* [Выдержка из источника]:
Ну вот и давайте для ностальгии и вообще для воссоздания соответствующей атмосферы прочтем Милна – "Балладу о королевском бутерброде".
Почти уверен, что слушатели давно догадались, к чему я клоню – к известной уже истории, как начавшейся, так и кончившейся, – об открытии в Челябинске ресторана-бара под именем "Путин".
Прибегну, как всегда, к надежнейшему из моих источников – Нью-Йорк Таймс от 10 июля – статья Стивена Ли Майерса:
"Есть много способов польстить президенту Путину. Как выяснилось, открыть бар его имени – не самый лучший из них.
Менее чем через три недели после того, как две институтских студентки открыли бар "Путин" в индустриальном городе Челябинске, их предпринимательская инициатива, послужившая к вящему прославлению популярного президента, пришла к неожиданному концу.
После встречи с государственным инспектором студентки – Евгения Боришпольская и Елена Терех – согласились снять имя Путина с вывески их заведения и переименовать в меню блюда, названные в его честь
"Это вопрос этики, а не политики, – сказал инспектор Валерий Третьяков. – Прежде чем проявлять такую инициативу, нужно выяснить, согласен ли носитель того или иного имени на употребление его в коммерческих целях".
Кажется, что мистер Путин согласия своего не выразил бы.
История с челябинским баром часто упоминается как свидетельство культа личности, возникающего вокруг мистера Путина. По всей России можно найти путинские портреты и бюсты, майки с его изображением, детские книги про Путина и даже деревянные пасхальные яйца, украшенные путинским лицом.

* [Приведённые строки]:
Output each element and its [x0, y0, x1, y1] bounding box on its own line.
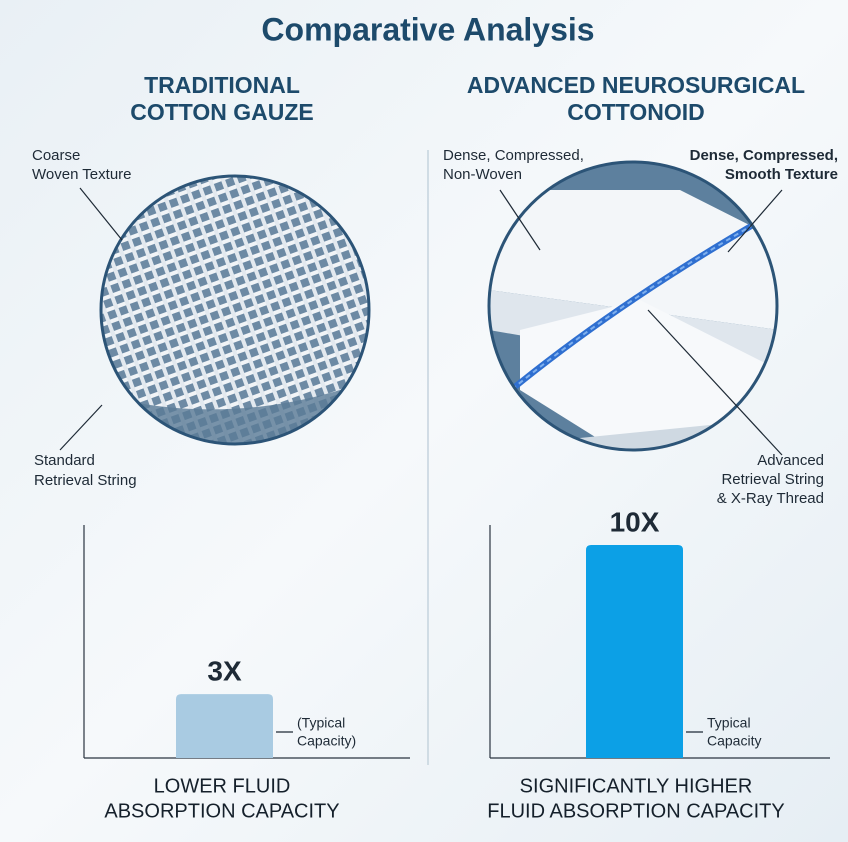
caption: SIGNIFICANTLY HIGHER	[520, 775, 753, 797]
title: Comparative Analysis	[261, 11, 594, 47]
cottonoid-image	[487, 160, 779, 452]
callout: Non-Woven	[443, 166, 522, 183]
caption: FLUID ABSORPTION CAPACITY	[487, 800, 784, 822]
bar	[586, 545, 683, 758]
callout: Retrieval String	[721, 471, 824, 488]
heading: COTTONOID	[567, 99, 705, 125]
callout: Advanced	[757, 452, 824, 469]
caption: LOWER FLUID	[154, 775, 291, 797]
leader-line	[647, 309, 783, 456]
callout: & X-Ray Thread	[717, 490, 824, 507]
value-label: 10X	[610, 506, 660, 537]
bar-note: (Typical	[297, 715, 345, 731]
bar-note: Typical	[707, 715, 751, 731]
callout: Dense, Compressed,	[690, 147, 838, 164]
callout: Woven Texture	[32, 166, 132, 183]
value-label: 3X	[207, 655, 242, 686]
callout: Coarse	[32, 147, 80, 164]
bar-note: Capacity	[707, 733, 761, 749]
heading: ADVANCED NEUROSURGICAL	[467, 72, 805, 98]
caption: ABSORPTION CAPACITY	[104, 800, 339, 822]
leader-line	[79, 187, 123, 241]
leader-line	[727, 189, 783, 253]
heading: COTTON GAUZE	[130, 99, 314, 125]
callout: Smooth Texture	[725, 166, 838, 183]
callout: Dense, Compressed,	[443, 147, 584, 164]
callout: Retrieval String	[34, 472, 137, 489]
bar-note: Capacity)	[297, 733, 356, 749]
heading: TRADITIONAL	[144, 72, 300, 98]
gauze-image	[99, 174, 371, 446]
leader-line	[499, 189, 541, 251]
bar	[176, 694, 273, 758]
callout: Standard	[34, 452, 95, 469]
leader-line	[59, 404, 103, 451]
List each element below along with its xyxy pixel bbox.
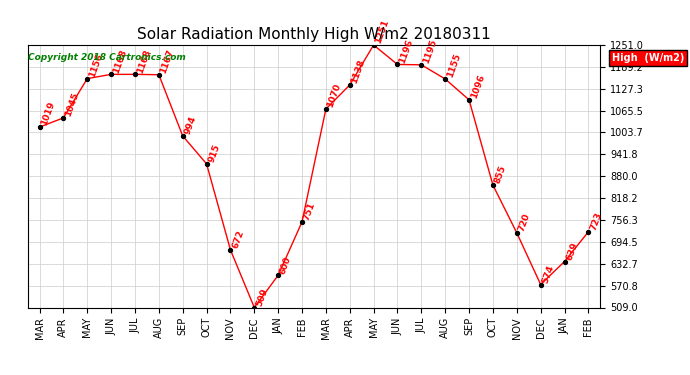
Text: 574: 574 <box>541 264 555 285</box>
Text: 1156: 1156 <box>87 52 104 79</box>
Point <box>344 82 355 88</box>
Point <box>440 76 451 82</box>
Text: High  (W/m2): High (W/m2) <box>612 53 684 63</box>
Text: 1196: 1196 <box>397 38 415 64</box>
Point <box>106 71 117 77</box>
Point <box>583 229 594 235</box>
Point <box>81 76 92 82</box>
Text: 1070: 1070 <box>326 82 343 109</box>
Text: 1168: 1168 <box>111 48 128 74</box>
Point <box>225 247 236 253</box>
Text: 1155: 1155 <box>445 53 462 79</box>
Point <box>153 72 164 78</box>
Point <box>368 42 379 48</box>
Text: 723: 723 <box>589 211 603 232</box>
Point <box>177 133 188 139</box>
Text: 1167: 1167 <box>159 48 176 75</box>
Text: 509: 509 <box>255 287 269 308</box>
Point <box>487 182 498 188</box>
Point <box>559 258 570 264</box>
Point <box>535 282 546 288</box>
Text: 600: 600 <box>278 255 293 275</box>
Text: Copyright 2018 Cartronics.com: Copyright 2018 Cartronics.com <box>28 53 186 62</box>
Point <box>201 161 212 167</box>
Text: 1045: 1045 <box>63 91 81 118</box>
Text: 1251: 1251 <box>373 18 391 45</box>
Text: 1195: 1195 <box>422 38 438 65</box>
Title: Solar Radiation Monthly High W/m2 20180311: Solar Radiation Monthly High W/m2 201803… <box>137 27 491 42</box>
Text: 672: 672 <box>230 229 246 250</box>
Text: 1168: 1168 <box>135 48 152 74</box>
Text: 751: 751 <box>302 201 317 222</box>
Text: 1096: 1096 <box>469 73 486 100</box>
Text: 720: 720 <box>517 212 532 233</box>
Point <box>249 304 260 310</box>
Point <box>320 106 331 112</box>
Point <box>34 124 45 130</box>
Point <box>58 115 69 121</box>
Text: 1019: 1019 <box>39 100 57 127</box>
Text: 1138: 1138 <box>350 58 367 85</box>
Text: 855: 855 <box>493 164 508 185</box>
Text: 915: 915 <box>206 143 221 164</box>
Point <box>130 71 141 77</box>
Point <box>511 230 522 236</box>
Point <box>392 62 403 68</box>
Point <box>416 62 427 68</box>
Point <box>273 272 284 278</box>
Point <box>297 219 308 225</box>
Text: 994: 994 <box>183 115 198 136</box>
Text: 639: 639 <box>564 241 580 261</box>
Point <box>464 97 475 103</box>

* [Письменное задание A]: Объясните по отрывку о баре «Путин», чем инспектор Валерий Третьяков обосновал свою позицию. Уложитесь в одно–три предложения.
* [Письменное задание B]: Обновите в отрывке о баре «Путин» фрагмент, открывающийся словами "Почти уверен, что" и завершающийся словами "лучший из них.", заменив "10 июля" на "12 июля".
* [Письменное задание C]:
Ответьте на вопросы по отрывку о баре «Путин»:
(i) Через какой срок после открытия бара студенческая инициатива пришла к концу?
(ii) Как зовут студенток, открывших бар?
(iii) Какие деревянные предметы с лицом Путина, по словам отрывка, можно найти в России?
Отвечайте, опираясь только на отрывок о баре «Путин».

* [Решение задачи A]: Третьяков назвал это вопросом этики, а не политики. По его словам, прежде чем проявлять такую инициативу, нужно выяснить, согласен ли носитель имени на употребление его в коммерческих целях.

* [Решение задачи B]:
Почти уверен, что слушатели давно догадались, к чему я клоню – к известной уже истории, как начавшейся, так и кончившейся, – об открытии в Челябинске ресторана-бара под именем "Путин".
Прибегну, как всегда, к надежнейшему из моих источников – Нью-Йорк Таймс от 12 июля – статья Стивена Ли Майерса:
"Есть много способов польстить президенту Путину. Как выяснилось, открыть бар его имени – не самый лучший из них.

* [Решение задачи C]:
(i) Менее чем через три недели.
(ii) Евгения Боришпольская и Елена Терех.
(iii) Деревянные пасхальные яйца.